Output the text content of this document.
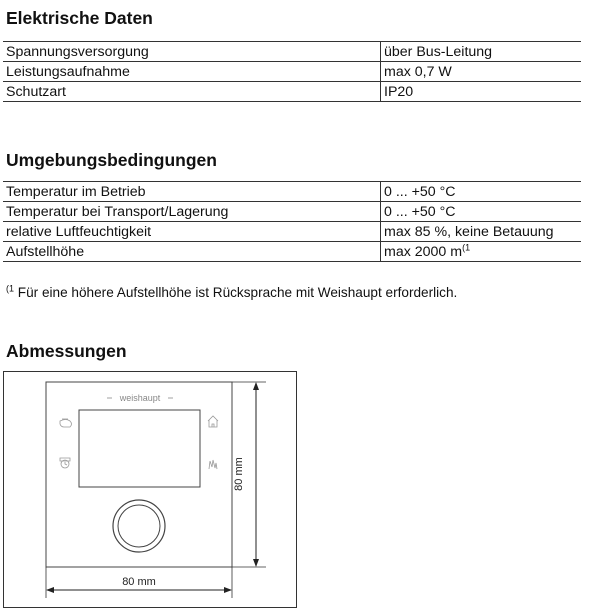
Elektrische Daten
Spannungsversorgung	über Bus-Leitung
Leistungsaufnahme	max 0,7 W
Schutzart	IP20
Umgebungsbedingungen
Temperatur im Betrieb	0 ... +50 °C
Temperatur bei Transport/Lagerung	0 ... +50 °C
relative Luftfeuchtigkeit	max 85 %, keine Betauung
Aufstellhöhe	max 2000 $m^{(1}$
$^{(1}$ Für eine höhere Aufstellhöhe ist Rücksprache mit Weishaupt erforderlich.
Abmessungen
weishaupt
80 mm
80 mm
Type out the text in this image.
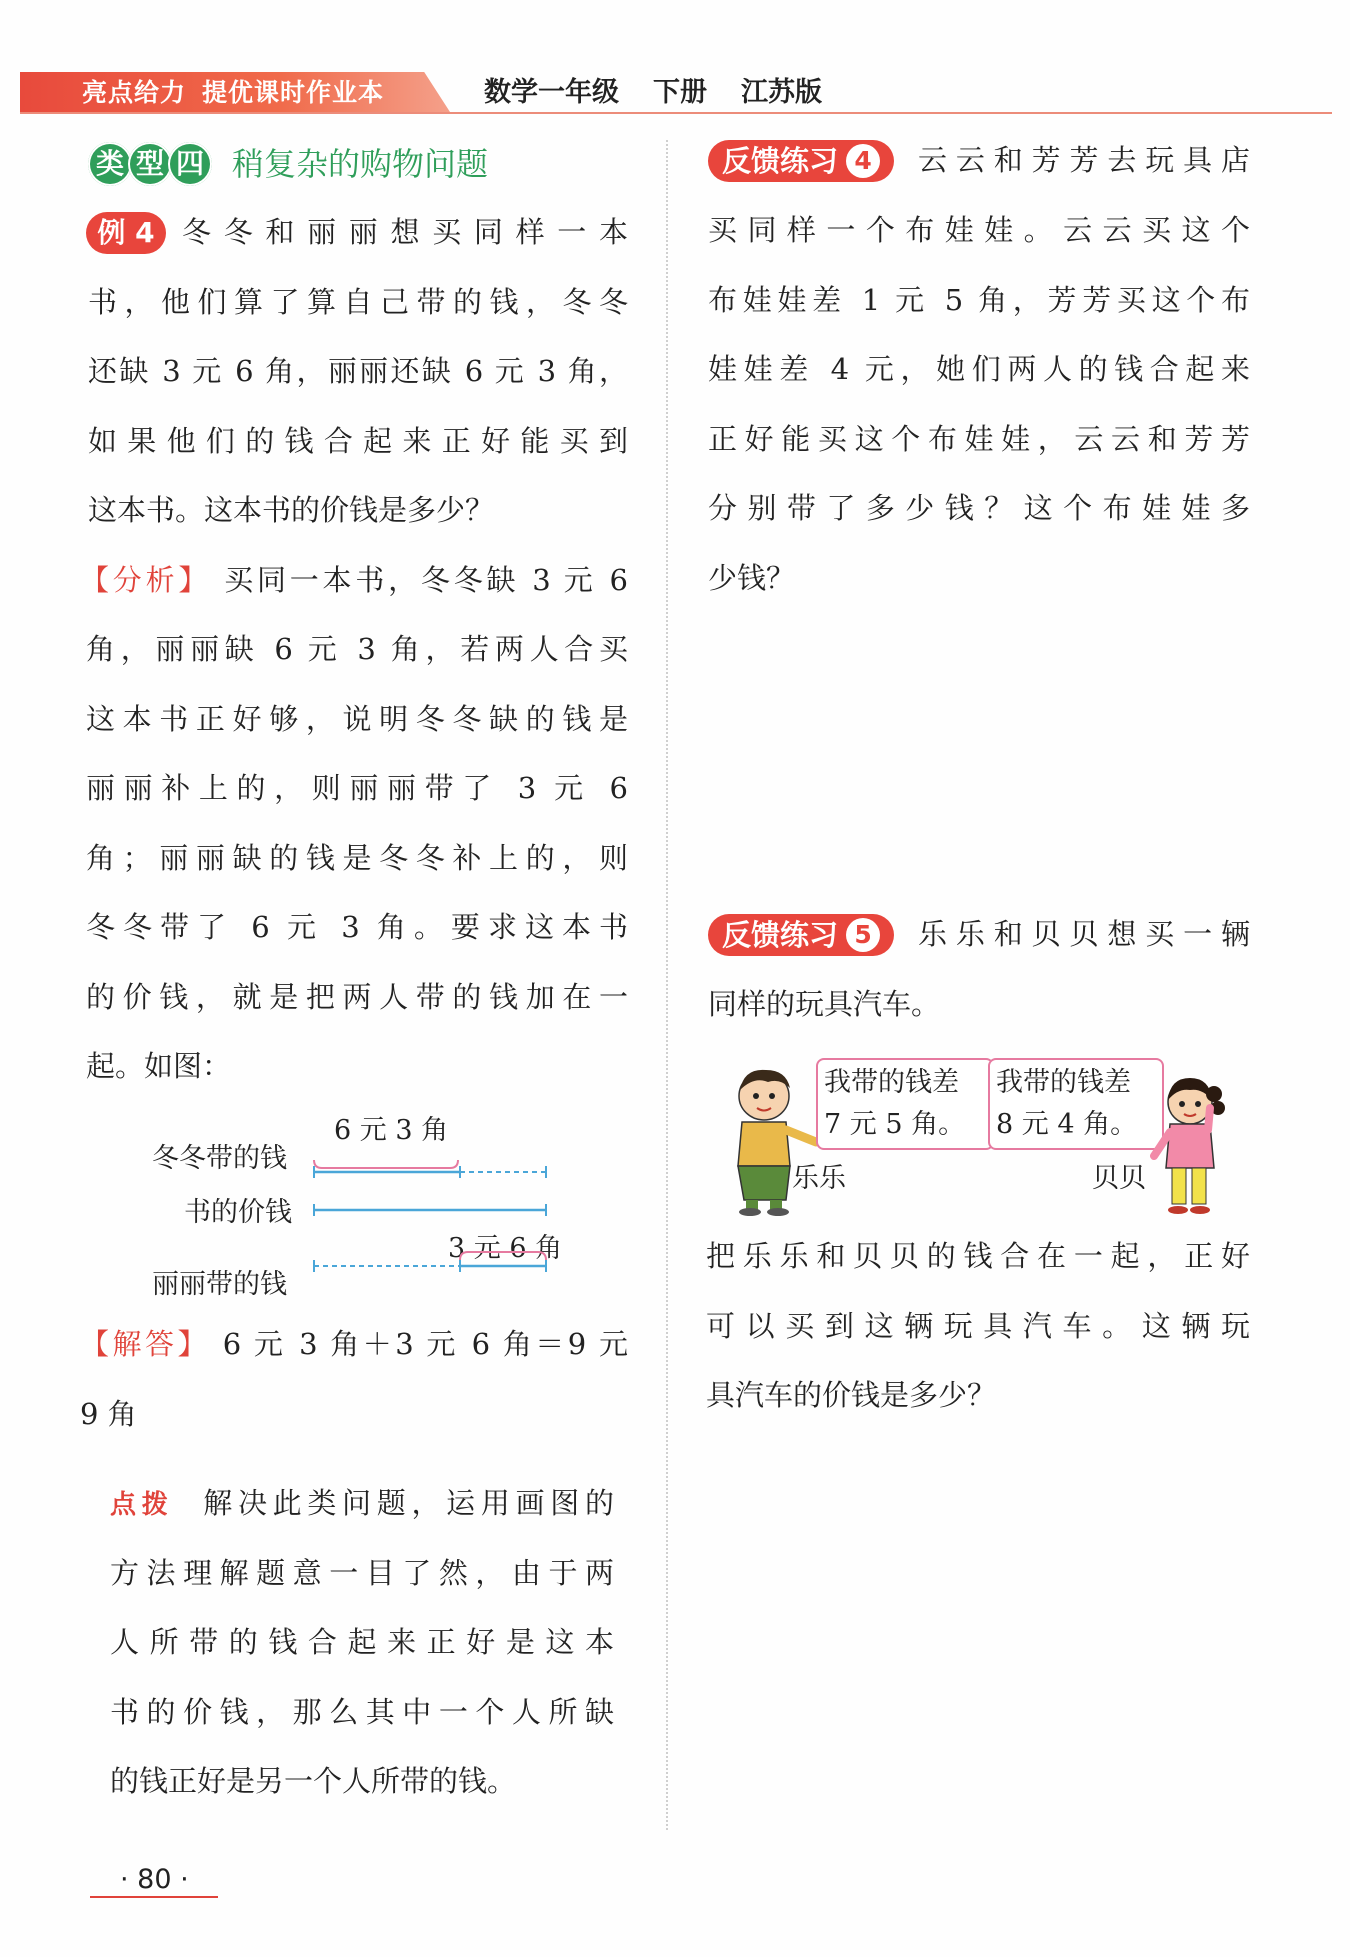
亮点给力 提优课时作业本	数学一年级 下册 江苏版
类 型 四 稍复杂的购物问题
例 4 冬冬和丽丽想买同样一本
书，他们算了算自己带的钱，冬冬
还缺 3 元 6 角，丽丽还缺 6 元 3 角，
如果他们的钱合起来正好能买到
这本书。这本书的价钱是多少？
【分析】 买同一本书，冬冬缺 3 元 6
角，丽丽缺 6 元 3 角，若两人合买
这本书正好够，说明冬冬缺的钱是
丽丽补上的，则丽丽带了 3 元 6
角；丽丽缺的钱是冬冬补上的，则
冬冬带了 6 元 3 角。要求这本书
的价钱，就是把两人带的钱加在一
起。如图：
冬冬带的钱
书的价钱
丽丽带的钱
6 元 3 角
3 元 6 角
【解答】 6 元 3 角＋3 元 6 角＝9 元
9 角
点拨 解决此类问题，运用画图的
方法理解题意一目了然，由于两
人所带的钱合起来正好是这本
书的价钱，那么其中一个人所缺
的钱正好是另一个人所带的钱。
反馈练习 4	云云和芳芳去玩具店
买同样一个布娃娃。云云买这个
布娃娃差 1 元 5 角，芳芳买这个布
娃娃差 4 元，她们两人的钱合起来
正好能买这个布娃娃，云云和芳芳
分别带了多少钱？这个布娃娃多
少钱？
反馈练习 5	乐乐和贝贝想买一辆
同样的玩具汽车。
我带的钱差
7 元 5 角。
我带的钱差
8 元 4 角。
乐乐	贝贝
把乐乐和贝贝的钱合在一起，正好
可以买到这辆玩具汽车。这辆玩
具汽车的价钱是多少？
· 80 ·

⁂

Work instructions =>
Every line of the records that includes the word "text" should be gathered.

The result =>
Output the text content of this document.
Type out the text in this image.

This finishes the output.